Selected text:
Today I took my car to one of the local Pontiac and everything else GM dealership in Tacoma to get this pinging checked. I was told that the pinging was normal and that I was basically driving my car the wrong way; letting the engine bog down (which I don't do). Was told by the service rep that everything checked out fine and that it was normal for the engine to ping if I got on it hard on a high gear. I'm thinking about taking the car to a second dealership for a second opinion. At least, now I know that there's no B/S cheap tune or chip on the car. What do you guys think/suggest?


----------



## Poncho Dan (Jun 30, 2009)

Putting big loads on it under 1700k or so probably will, like wot in 6th.


----------



## LOWET (Oct 21, 2007)

RicanGoat said:


> Today I took my car to one of the local Pontiac and everything else GM dealership in Tacoma to get this pinging checked. I was told that the pinging was normal and that I was basically driving my car the wrong way; letting the engine bog down (which I don't do). Was told by the service rep that everything checked out fine and that it was normal for the engine to ping if I got on it hard on a high gear. I'm thinking about taking the car to a second dealership for a second opinion. At least, now I know that there's no B/S cheap tune or chip on the car. What do you guys think/suggest?

Element and region data:
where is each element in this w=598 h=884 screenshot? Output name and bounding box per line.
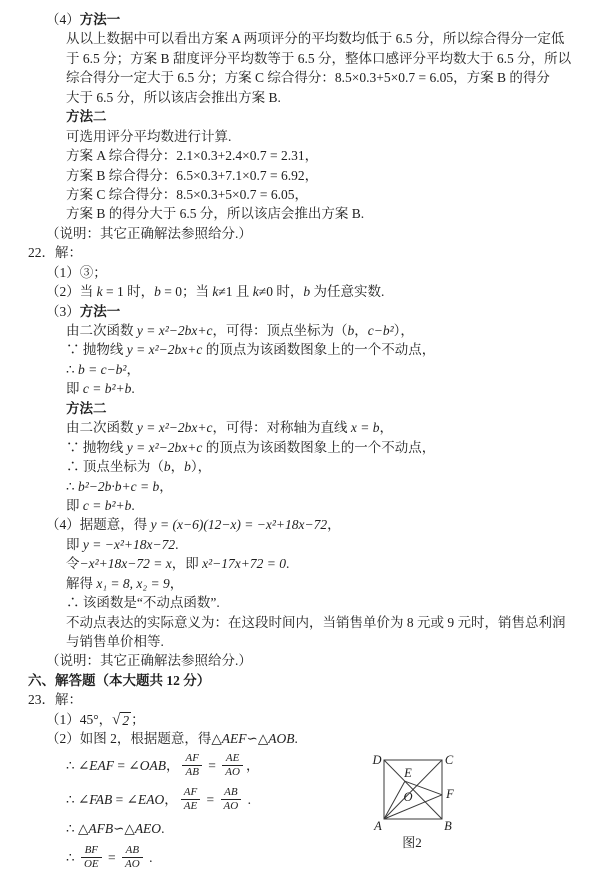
doc-line: 方法二: [0, 399, 598, 418]
segment-AF: [384, 795, 442, 819]
text-run: ，: [166, 756, 180, 775]
text-run: 从以上数据中可以看出方案 A 两项评分的平均数均低于 6.5 分，所以综合得分一…: [66, 31, 564, 46]
math-run: AEF: [222, 731, 247, 746]
text-run: 大于 6.5 分，所以该店会推出方案 B.: [66, 90, 281, 105]
document-lines: （4）方法一从以上数据中可以看出方案 A 两项评分的平均数均低于 6.5 分，所…: [0, 0, 598, 875]
doc-line: 令−x²+18x−72 = x，即 x²−17x+72 = 0.: [0, 554, 598, 573]
text-run: （2）如图 2，根据题意，得△: [46, 731, 222, 746]
text-run: ，: [327, 517, 341, 532]
text-run: 方案 C 综合得分：8.5×0.3+5×0.7 = 6.05，: [66, 187, 308, 202]
text-run: = 1 时，: [103, 284, 155, 299]
doc-line: 解得 x₁ = 8, x₂ = 9，: [0, 574, 598, 593]
text-run: ，: [126, 362, 140, 377]
doc-line: （2）如图 2，根据题意，得△AEF∽△AOB.: [0, 729, 598, 748]
vertex-label-A: A: [373, 819, 382, 833]
vertex-label-C: C: [445, 753, 454, 767]
text-run: 与销售单价相等.: [66, 634, 164, 649]
doc-line: ∴ ∠EAF = ∠OAB，AFAB = AEAO，: [0, 749, 598, 783]
doc-line: ∵ 抛物线 y = x²−2bx+c 的顶点为该函数图象上的一个不动点，: [0, 340, 598, 359]
math-run: b: [164, 459, 171, 474]
text-run: ；: [131, 712, 145, 727]
text-run: ，: [170, 576, 184, 591]
text-run: ∵ 抛物线: [66, 440, 127, 455]
sqrt-radical: √2: [112, 712, 131, 730]
doc-line: 方法二: [0, 107, 598, 126]
text-run: ≠1 且: [218, 284, 252, 299]
text-run: ，: [354, 323, 368, 338]
bold-run: 方法一: [80, 12, 121, 27]
text-run: .: [286, 556, 289, 571]
text-run: 解得: [66, 576, 96, 591]
doc-line: （3）方法一: [0, 302, 598, 321]
page: （4）方法一从以上数据中可以看出方案 A 两项评分的平均数均低于 6.5 分，所…: [0, 0, 598, 884]
text-run: ∴: [66, 479, 78, 494]
doc-line: 方案 B 综合得分：6.5×0.3+7.1×0.7 = 6.92，: [0, 166, 598, 185]
text-run: （1）③；: [46, 265, 107, 280]
doc-line: ∴ 顶点坐标为（b，b），: [0, 457, 598, 476]
point-label-E: E: [403, 766, 412, 780]
text-run: 的顶点为该函数图象上的一个不动点，: [202, 342, 435, 357]
text-run: （4）据题意，得: [46, 517, 151, 532]
text-run: 可选用评分平均数进行计算.: [66, 129, 231, 144]
text-run: 综合得分一定大于 6.5 分；方案 C 综合得分：8.5×0.3+5×0.7 =…: [66, 70, 550, 85]
math-run: AFB: [88, 819, 113, 838]
text-run: ），: [394, 323, 414, 338]
math-run: y = x²−2bx+c: [127, 440, 203, 455]
text-run: 方案 A 综合得分：2.1×0.3+2.4×0.7 = 2.31，: [66, 148, 318, 163]
text-run: =: [205, 756, 219, 775]
text-run: ，: [164, 790, 178, 809]
text-run: ∴ △: [66, 819, 88, 838]
segment-AE: [384, 781, 405, 819]
text-run: ∽△: [113, 819, 135, 838]
text-run: （2）当: [46, 284, 97, 299]
text-run: （说明：其它正确解法参照给分.）: [46, 226, 252, 241]
text-run: =: [203, 790, 217, 809]
doc-line: 综合得分一定大于 6.5 分；方案 C 综合得分：8.5×0.3+5×0.7 =…: [0, 68, 598, 87]
text-run: 于 6.5 分；方案 B 甜度评分平均数等于 6.5 分，整体口感评分平均数大于…: [66, 51, 571, 66]
math-run: FAB: [89, 790, 112, 809]
text-run: ∴: [66, 362, 78, 377]
doc-line: ∴ ∠FAB = ∠EAO，AFAE = ABAO .: [0, 783, 598, 817]
text-run: 由二次函数: [66, 420, 137, 435]
figure-caption: 图2: [402, 835, 422, 850]
doc-line: （说明：其它正确解法参照给分.）: [0, 224, 598, 243]
doc-line: 22．解：: [0, 243, 598, 262]
math-run: b = c−b²: [78, 362, 127, 377]
text-run: 即: [66, 537, 83, 552]
vertex-label-D: D: [371, 753, 381, 767]
text-run: ∴ 该函数是“不动点函数”.: [66, 595, 220, 610]
math-run: x₁ = 8, x₂ = 9: [96, 576, 169, 591]
doc-line: ∴ b = c−b²，: [0, 360, 598, 379]
text-run: （4）: [46, 12, 80, 27]
text-run: ，即: [172, 556, 202, 571]
math-run: x²−17x+72 = 0: [202, 556, 286, 571]
text-run: ∴: [66, 848, 78, 867]
text-run: 即: [66, 381, 83, 396]
doc-line: 与销售单价相等.: [0, 632, 598, 651]
text-run: .: [161, 819, 164, 838]
point-label-F: F: [445, 787, 454, 801]
math-run: AOB: [268, 731, 294, 746]
math-run: AEO: [135, 819, 161, 838]
math-run: b²−2b·b+c = b: [78, 479, 159, 494]
fraction: ABAO: [221, 786, 242, 813]
text-run: ），: [191, 459, 211, 474]
fraction: BFOE: [81, 844, 102, 871]
math-run: EAO: [138, 790, 164, 809]
math-run: y = −x²+18x−72: [83, 537, 175, 552]
text-run: .: [294, 731, 297, 746]
doc-line: ∴ b²−2b·b+c = b，: [0, 477, 598, 496]
math-run: x = b: [351, 420, 380, 435]
doc-line: 由二次函数 y = x²−2bx+c，可得：顶点坐标为（b，c−b²），: [0, 321, 598, 340]
doc-line: 即 c = b²+b.: [0, 496, 598, 515]
text-run: =: [105, 848, 119, 867]
text-run: ，: [379, 420, 393, 435]
point-label-O: O: [403, 790, 412, 804]
doc-line: 23．解：: [0, 690, 598, 709]
bold-run: 方法一: [80, 304, 121, 319]
text-run: 方案 B 的得分大于 6.5 分，所以该店会推出方案 B.: [66, 206, 364, 221]
text-run: 23．解：: [28, 692, 82, 707]
doc-line: 由二次函数 y = x²−2bx+c，可得：对称轴为直线 x = b，: [0, 418, 598, 437]
text-run: ∽△: [247, 731, 269, 746]
text-run: ，: [246, 756, 260, 775]
math-run: y = x²−2bx+c: [127, 342, 203, 357]
text-run: ∵ 抛物线: [66, 342, 127, 357]
doc-line: 不动点表达的实际意义为：在这段时间内，当销售单价为 8 元或 9 元时，销售总利…: [0, 613, 598, 632]
text-run: .: [131, 498, 134, 513]
text-run: （1）45°，: [46, 712, 112, 727]
doc-line: （4）方法一: [0, 10, 598, 29]
doc-line: （1）③；: [0, 263, 598, 282]
doc-line: 大于 6.5 分，所以该店会推出方案 B.: [0, 88, 598, 107]
text-run: .: [146, 848, 153, 867]
doc-line: 可选用评分平均数进行计算.: [0, 127, 598, 146]
text-run: = ∠: [114, 756, 140, 775]
bold-run: 六、解答题（本大题共 12 分）: [28, 673, 210, 688]
vertex-label-B: B: [444, 819, 452, 833]
text-run: （3）: [46, 304, 80, 319]
text-run: ≠0 时，: [259, 284, 304, 299]
text-run: ∴ ∠: [66, 756, 89, 775]
text-run: 为任意实数.: [310, 284, 384, 299]
math-run: c = b²+b: [83, 381, 132, 396]
math-run: OAB: [140, 756, 166, 775]
text-run: ，可得：对称轴为直线: [212, 420, 350, 435]
math-run: y = (x−6)(12−x) = −x²+18x−72: [151, 517, 328, 532]
text-run: ，: [159, 479, 173, 494]
math-run: c−b²: [368, 323, 394, 338]
fraction: AFAB: [182, 752, 201, 779]
doc-line: （1）45°，√2；: [0, 710, 598, 729]
text-run: = ∠: [112, 790, 138, 809]
bold-run: 方法二: [66, 401, 107, 416]
doc-line: ∵ 抛物线 y = x²−2bx+c 的顶点为该函数图象上的一个不动点，: [0, 438, 598, 457]
text-run: .: [244, 790, 251, 809]
text-run: = 0；当: [161, 284, 213, 299]
text-run: ，可得：顶点坐标为（: [212, 323, 347, 338]
doc-line: 即 c = b²+b.: [0, 379, 598, 398]
text-run: 即: [66, 498, 83, 513]
doc-line: 即 y = −x²+18x−72.: [0, 535, 598, 554]
text-run: .: [175, 537, 178, 552]
text-run: ∴ 顶点坐标为（: [66, 459, 164, 474]
doc-line: ∴ △AFB∽△AEO.: [0, 817, 598, 841]
doc-line: （4）据题意，得 y = (x−6)(12−x) = −x²+18x−72，: [0, 515, 598, 534]
text-run: .: [131, 381, 134, 396]
text-run: ∴ ∠: [66, 790, 89, 809]
fraction: AFAE: [181, 786, 200, 813]
fraction: AEAO: [222, 752, 243, 779]
math-run: −x²+18x−72 = x: [80, 556, 172, 571]
math-run: EAF: [89, 756, 114, 775]
text-run: （说明：其它正确解法参照给分.）: [46, 653, 252, 668]
text-run: 22．解：: [28, 245, 82, 260]
doc-line: 方案 B 的得分大于 6.5 分，所以该店会推出方案 B.: [0, 204, 598, 223]
math-run: b: [184, 459, 191, 474]
doc-line: 六、解答题（本大题共 12 分）: [0, 671, 598, 690]
bold-run: 方法二: [66, 109, 107, 124]
text-run: 由二次函数: [66, 323, 137, 338]
text-run: 方案 B 综合得分：6.5×0.3+7.1×0.7 = 6.92，: [66, 168, 318, 183]
doc-line: 方案 C 综合得分：8.5×0.3+5×0.7 = 6.05，: [0, 185, 598, 204]
math-run: b: [154, 284, 161, 299]
text-run: ，: [171, 459, 185, 474]
doc-line: ∴ 该函数是“不动点函数”.: [0, 593, 598, 612]
text-run: 的顶点为该函数图象上的一个不动点，: [202, 440, 435, 455]
doc-line: ∴ BFOE = ABAO .: [0, 841, 598, 875]
math-run: y = x²−2bx+c: [137, 420, 213, 435]
doc-line: 从以上数据中可以看出方案 A 两项评分的平均数均低于 6.5 分，所以综合得分一…: [0, 29, 598, 48]
doc-line: （2）当 k = 1 时，b = 0；当 k≠1 且 k≠0 时，b 为任意实数…: [0, 282, 598, 301]
doc-line: 方案 A 综合得分：2.1×0.3+2.4×0.7 = 2.31，: [0, 146, 598, 165]
doc-line: 于 6.5 分；方案 B 甜度评分平均数等于 6.5 分，整体口感评分平均数大于…: [0, 49, 598, 68]
text-run: 不动点表达的实际意义为：在这段时间内，当销售单价为 8 元或 9 元时，销售总利…: [66, 615, 566, 630]
text-run: 令: [66, 556, 80, 571]
doc-line: （说明：其它正确解法参照给分.）: [0, 651, 598, 670]
math-run: y = x²−2bx+c: [137, 323, 213, 338]
math-run: c = b²+b: [83, 498, 132, 513]
fraction: ABAO: [122, 844, 143, 871]
figure-2: D C A B E O F 图2: [364, 748, 476, 866]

Exercise 1: Copy the records from the line containing "doc-line: 方法二: [0, 399, 598, 418]" to the line containing "text-run: （4）据题意，得: [46, 517, 151, 532]", including both of those lines.
Exercise 2: Continue the forum thread about engine pinging from the point where it stops.
The text and the records have no connection to each other.

Response 1:
doc-line: 方法二: [0, 399, 598, 418]
segment-AF: [384, 795, 442, 819]
text-run: ，: [166, 756, 180, 775]
text-run: 从以上数据中可以看出方案 A 两项评分的平均数均低于 6.5 分，所以综合得分一…: [66, 31, 564, 46]
math-run: AEF: [222, 731, 247, 746]
text-run: 大于 6.5 分，所以该店会推出方案 B.: [66, 90, 281, 105]
document-lines: （4）方法一从以上数据中可以看出方案 A 两项评分的平均数均低于 6.5 分，所…: [0, 0, 598, 875]
doc-line: 令−x²+18x−72 = x，即 x²−17x+72 = 0.: [0, 554, 598, 573]
text-run: （2）如图 2，根据题意，得△: [46, 731, 222, 746]
text-run: ，: [327, 517, 341, 532]
text-run: 方案 C 综合得分：8.5×0.3+5×0.7 = 6.05，: [66, 187, 308, 202]
text-run: = 1 时，: [103, 284, 155, 299]
doc-line: 解得 x₁ = 8, x₂ = 9，: [0, 574, 598, 593]
text-run: ，: [126, 362, 140, 377]
doc-line: （2）如图 2，根据题意，得△AEF∽△AOB.: [0, 729, 598, 748]
vertex-label-A: A: [373, 819, 382, 833]
vertex-label-C: C: [445, 753, 454, 767]
text-run: 与销售单价相等.: [66, 634, 164, 649]
doc-line: ∴ ∠EAF = ∠OAB，AFAB = AEAO，: [0, 749, 598, 783]
doc-line: ∵ 抛物线 y = x²−2bx+c 的顶点为该函数图象上的一个不动点，: [0, 340, 598, 359]
math-run: b: [164, 459, 171, 474]
text-run: ；: [131, 712, 145, 727]
text-run: ，: [170, 576, 184, 591]
text-run: ∵ 抛物线: [66, 440, 127, 455]
sqrt-radical: √2: [112, 712, 131, 730]
doc-line: 方法二: [0, 107, 598, 126]
text-run: ≠1 且: [218, 284, 252, 299]
text-run: ，: [354, 323, 368, 338]
bold-run: 方法一: [80, 12, 121, 27]
text-run: .: [286, 556, 289, 571]
text-run: 解得: [66, 576, 96, 591]
doc-line: （3）方法一: [0, 302, 598, 321]
page: （4）方法一从以上数据中可以看出方案 A 两项评分的平均数均低于 6.5 分，所…: [0, 0, 598, 884]
text-run: ∴: [66, 479, 78, 494]
doc-line: 方案 B 综合得分：6.5×0.3+7.1×0.7 = 6.92，: [0, 166, 598, 185]
text-run: （1）③；: [46, 265, 107, 280]
doc-line: ∴ 顶点坐标为（b，b），: [0, 457, 598, 476]
point-label-E: E: [403, 766, 412, 780]
text-run: 的顶点为该函数图象上的一个不动点，: [202, 342, 435, 357]
text-run: （4）据题意，得: [46, 517, 151, 532]

Response 2:
Yes. your motor will ping if you let it bog down but seeing that you are not doing that and it still pings after trying different gas types and boosters, I say a tune is in order. Your motor SHOULD NOT ping . 

When you get hard on the gas in higher gears like 5th & 6th. What kind of RPMs are you spinning when you jump on it. Your two top gears are kind of tall and if you jump on it full throttle while only turning 1500 - 2200 RPMs, your motor won't like it. You should drop down a gear or so and get those RPMs up before hitting the gas hard in 5th or 6th

John


----------



## svede1212 (Nov 1, 2005)

the only time "skip shift" comes into play is below 20 mph and less than 15% throttle. i didn't even know i had it for months after getting my car.


----------



## LOWET (Oct 21, 2007)

svede1212 said:


> the only time "skip shift" comes into play is below 20 mph and less than 15% throttle. i didn't even know i had it for months after getting my car.


I have a A/4 but have heard several people talk about the Skip Shift, was not sure exactly how it worked.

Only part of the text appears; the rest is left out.